### [WRITTEN TASK]
Pictures should be excluded; otherwise, copy every entry exactly.

### [RECORDED INFORMATION]
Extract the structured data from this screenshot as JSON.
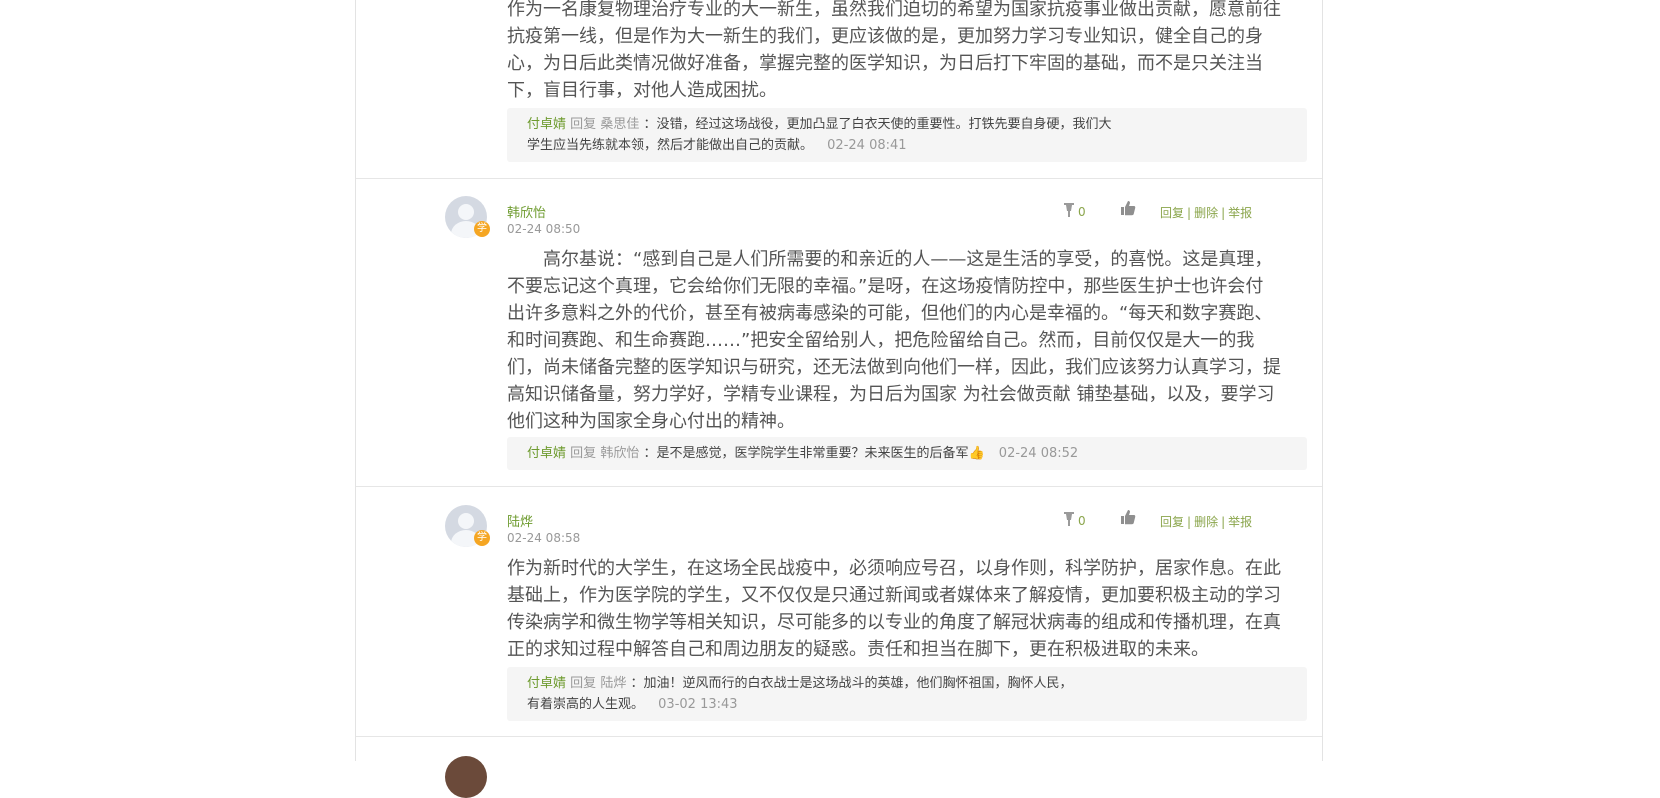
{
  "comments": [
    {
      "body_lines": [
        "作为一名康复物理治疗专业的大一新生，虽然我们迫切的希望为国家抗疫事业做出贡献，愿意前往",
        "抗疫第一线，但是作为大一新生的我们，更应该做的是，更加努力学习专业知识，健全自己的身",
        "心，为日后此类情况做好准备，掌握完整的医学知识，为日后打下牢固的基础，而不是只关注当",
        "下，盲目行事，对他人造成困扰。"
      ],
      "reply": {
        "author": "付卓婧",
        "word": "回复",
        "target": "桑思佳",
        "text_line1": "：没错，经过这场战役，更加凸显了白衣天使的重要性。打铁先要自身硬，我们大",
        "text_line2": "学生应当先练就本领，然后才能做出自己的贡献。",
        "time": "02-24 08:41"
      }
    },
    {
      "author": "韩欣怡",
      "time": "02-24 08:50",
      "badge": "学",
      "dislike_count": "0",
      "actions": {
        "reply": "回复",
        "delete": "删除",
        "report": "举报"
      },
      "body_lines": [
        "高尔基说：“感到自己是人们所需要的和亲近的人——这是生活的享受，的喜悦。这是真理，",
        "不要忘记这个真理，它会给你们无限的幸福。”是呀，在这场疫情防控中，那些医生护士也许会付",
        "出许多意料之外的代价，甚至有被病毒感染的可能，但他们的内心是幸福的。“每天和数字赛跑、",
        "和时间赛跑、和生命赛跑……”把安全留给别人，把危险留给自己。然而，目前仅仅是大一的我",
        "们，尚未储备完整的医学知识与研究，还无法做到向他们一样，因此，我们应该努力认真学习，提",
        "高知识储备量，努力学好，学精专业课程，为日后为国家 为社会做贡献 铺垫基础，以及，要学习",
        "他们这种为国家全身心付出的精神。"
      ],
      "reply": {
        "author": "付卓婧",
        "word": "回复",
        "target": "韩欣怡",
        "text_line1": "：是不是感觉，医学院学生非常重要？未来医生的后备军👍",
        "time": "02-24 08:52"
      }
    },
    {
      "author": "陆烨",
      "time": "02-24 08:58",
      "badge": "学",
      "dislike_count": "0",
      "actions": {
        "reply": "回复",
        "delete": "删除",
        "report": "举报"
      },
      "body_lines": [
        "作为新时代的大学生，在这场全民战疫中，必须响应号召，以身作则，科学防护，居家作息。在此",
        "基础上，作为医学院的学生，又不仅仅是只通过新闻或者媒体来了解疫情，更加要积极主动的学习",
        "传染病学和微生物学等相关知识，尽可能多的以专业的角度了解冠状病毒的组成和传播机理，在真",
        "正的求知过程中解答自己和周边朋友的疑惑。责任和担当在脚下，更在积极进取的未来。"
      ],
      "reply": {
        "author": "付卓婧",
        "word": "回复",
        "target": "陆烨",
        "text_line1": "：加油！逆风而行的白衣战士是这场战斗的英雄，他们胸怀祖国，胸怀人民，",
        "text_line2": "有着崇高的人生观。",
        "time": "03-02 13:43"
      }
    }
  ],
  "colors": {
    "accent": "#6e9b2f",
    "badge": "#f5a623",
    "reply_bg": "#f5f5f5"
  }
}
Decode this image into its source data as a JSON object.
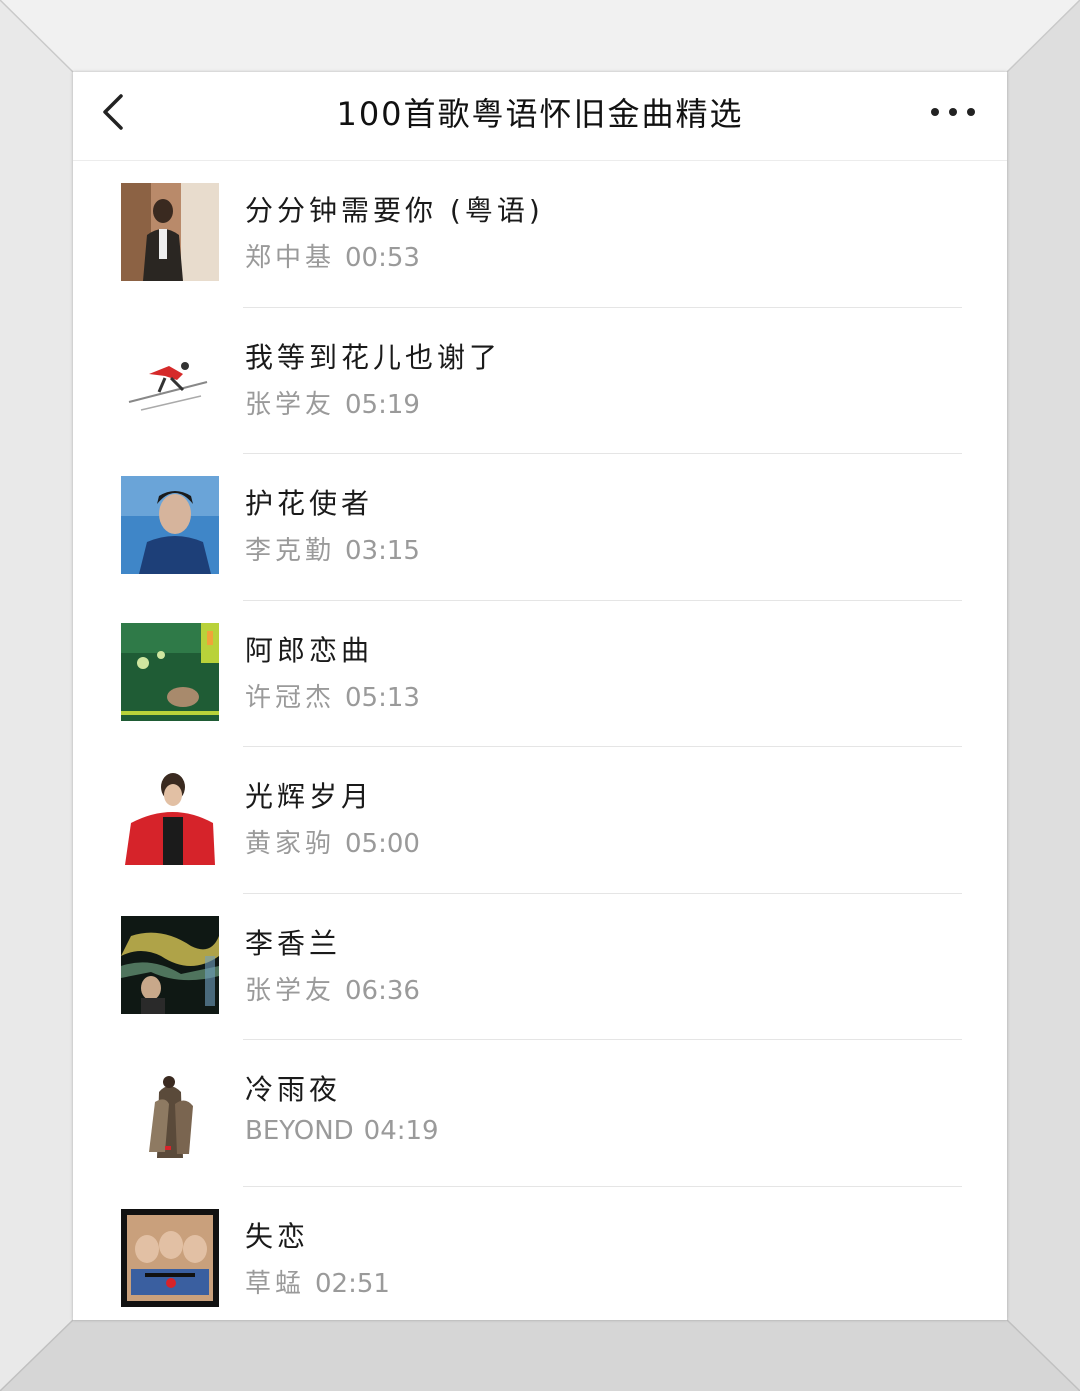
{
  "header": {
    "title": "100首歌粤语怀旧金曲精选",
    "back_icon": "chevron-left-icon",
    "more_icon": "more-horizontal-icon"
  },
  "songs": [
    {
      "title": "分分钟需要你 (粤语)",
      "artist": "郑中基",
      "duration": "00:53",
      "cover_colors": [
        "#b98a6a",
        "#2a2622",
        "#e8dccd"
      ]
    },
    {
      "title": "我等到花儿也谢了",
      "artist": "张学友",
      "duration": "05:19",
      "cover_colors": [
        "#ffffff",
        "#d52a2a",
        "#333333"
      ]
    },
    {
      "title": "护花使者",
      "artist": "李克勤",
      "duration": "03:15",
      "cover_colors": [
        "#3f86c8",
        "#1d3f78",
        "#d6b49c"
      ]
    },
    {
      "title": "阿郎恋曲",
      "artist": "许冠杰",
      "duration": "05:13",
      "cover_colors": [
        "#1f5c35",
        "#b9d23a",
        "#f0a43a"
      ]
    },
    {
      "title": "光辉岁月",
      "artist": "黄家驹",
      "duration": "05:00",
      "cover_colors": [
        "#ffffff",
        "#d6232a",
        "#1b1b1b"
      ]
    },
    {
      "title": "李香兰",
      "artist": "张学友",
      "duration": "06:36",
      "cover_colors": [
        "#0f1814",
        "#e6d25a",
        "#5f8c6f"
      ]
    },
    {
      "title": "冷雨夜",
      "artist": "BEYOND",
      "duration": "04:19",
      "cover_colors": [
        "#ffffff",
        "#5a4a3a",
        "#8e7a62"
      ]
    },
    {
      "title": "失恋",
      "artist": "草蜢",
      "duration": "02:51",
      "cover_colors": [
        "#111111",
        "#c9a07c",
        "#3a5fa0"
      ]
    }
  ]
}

### [OUTPUT OF THE EXERCISE]
Extract the structured data from this screenshot as JSON.
{
  "comments": [
    {
      "body_lines": [
        "作为一名康复物理治疗专业的大一新生，虽然我们迫切的希望为国家抗疫事业做出贡献，愿意前往",
        "抗疫第一线，但是作为大一新生的我们，更应该做的是，更加努力学习专业知识，健全自己的身",
        "心，为日后此类情况做好准备，掌握完整的医学知识，为日后打下牢固的基础，而不是只关注当",
        "下，盲目行事，对他人造成困扰。"
      ],
      "reply": {
        "author": "付卓婧",
        "word": "回复",
        "target": "桑思佳",
        "text_line1": "：没错，经过这场战役，更加凸显了白衣天使的重要性。打铁先要自身硬，我们大",
        "text_line2": "学生应当先练就本领，然后才能做出自己的贡献。",
        "time": "02-24 08:41"
      }
    },
    {
      "author": "韩欣怡",
      "time": "02-24 08:50",
      "badge": "学",
      "dislike_count": "0",
      "actions": {
        "reply": "回复",
        "delete": "删除",
        "report": "举报"
      },
      "body_lines": [
        "高尔基说：“感到自己是人们所需要的和亲近的人——这是生活的享受，的喜悦。这是真理，",
        "不要忘记这个真理，它会给你们无限的幸福。”是呀，在这场疫情防控中，那些医生护士也许会付",
        "出许多意料之外的代价，甚至有被病毒感染的可能，但他们的内心是幸福的。“每天和数字赛跑、",
        "和时间赛跑、和生命赛跑……”把安全留给别人，把危险留给自己。然而，目前仅仅是大一的我",
        "们，尚未储备完整的医学知识与研究，还无法做到向他们一样，因此，我们应该努力认真学习，提",
        "高知识储备量，努力学好，学精专业课程，为日后为国家 为社会做贡献 铺垫基础，以及，要学习",
        "他们这种为国家全身心付出的精神。"
      ],
      "reply": {
        "author": "付卓婧",
        "word": "回复",
        "target": "韩欣怡",
        "text_line1": "：是不是感觉，医学院学生非常重要？未来医生的后备军👍",
        "time": "02-24 08:52"
      }
    },
    {
      "author": "陆烨",
      "time": "02-24 08:58",
      "badge": "学",
      "dislike_count": "0",
      "actions": {
        "reply": "回复",
        "delete": "删除",
        "report": "举报"
      },
      "body_lines": [
        "作为新时代的大学生，在这场全民战疫中，必须响应号召，以身作则，科学防护，居家作息。在此",
        "基础上，作为医学院的学生，又不仅仅是只通过新闻或者媒体来了解疫情，更加要积极主动的学习",
        "传染病学和微生物学等相关知识，尽可能多的以专业的角度了解冠状病毒的组成和传播机理，在真",
        "正的求知过程中解答自己和周边朋友的疑惑。责任和担当在脚下，更在积极进取的未来。"
      ],
      "reply": {
        "author": "付卓婧",
        "word": "回复",
        "target": "陆烨",
        "text_line1": "：加油！逆风而行的白衣战士是这场战斗的英雄，他们胸怀祖国，胸怀人民，",
        "text_line2": "有着崇高的人生观。",
        "time": "03-02 13:43"
      }
    }
  ],
  "colors": {
    "accent": "#6e9b2f",
    "badge": "#f5a623",
    "reply_bg": "#f5f5f5"
  }
}
Decode this image into its source data as a JSON object.
{
  "header": {
    "title": "100首歌粤语怀旧金曲精选",
    "back_icon": "chevron-left-icon",
    "more_icon": "more-horizontal-icon"
  },
  "songs": [
    {
      "title": "分分钟需要你 (粤语)",
      "artist": "郑中基",
      "duration": "00:53",
      "cover_colors": [
        "#b98a6a",
        "#2a2622",
        "#e8dccd"
      ]
    },
    {
      "title": "我等到花儿也谢了",
      "artist": "张学友",
      "duration": "05:19",
      "cover_colors": [
        "#ffffff",
        "#d52a2a",
        "#333333"
      ]
    },
    {
      "title": "护花使者",
      "artist": "李克勤",
      "duration": "03:15",
      "cover_colors": [
        "#3f86c8",
        "#1d3f78",
        "#d6b49c"
      ]
    },
    {
      "title": "阿郎恋曲",
      "artist": "许冠杰",
      "duration": "05:13",
      "cover_colors": [
        "#1f5c35",
        "#b9d23a",
        "#f0a43a"
      ]
    },
    {
      "title": "光辉岁月",
      "artist": "黄家驹",
      "duration": "05:00",
      "cover_colors": [
        "#ffffff",
        "#d6232a",
        "#1b1b1b"
      ]
    },
    {
      "title": "李香兰",
      "artist": "张学友",
      "duration": "06:36",
      "cover_colors": [
        "#0f1814",
        "#e6d25a",
        "#5f8c6f"
      ]
    },
    {
      "title": "冷雨夜",
      "artist": "BEYOND",
      "duration": "04:19",
      "cover_colors": [
        "#ffffff",
        "#5a4a3a",
        "#8e7a62"
      ]
    },
    {
      "title": "失恋",
      "artist": "草蜢",
      "duration": "02:51",
      "cover_colors": [
        "#111111",
        "#c9a07c",
        "#3a5fa0"
      ]
    }
  ]
}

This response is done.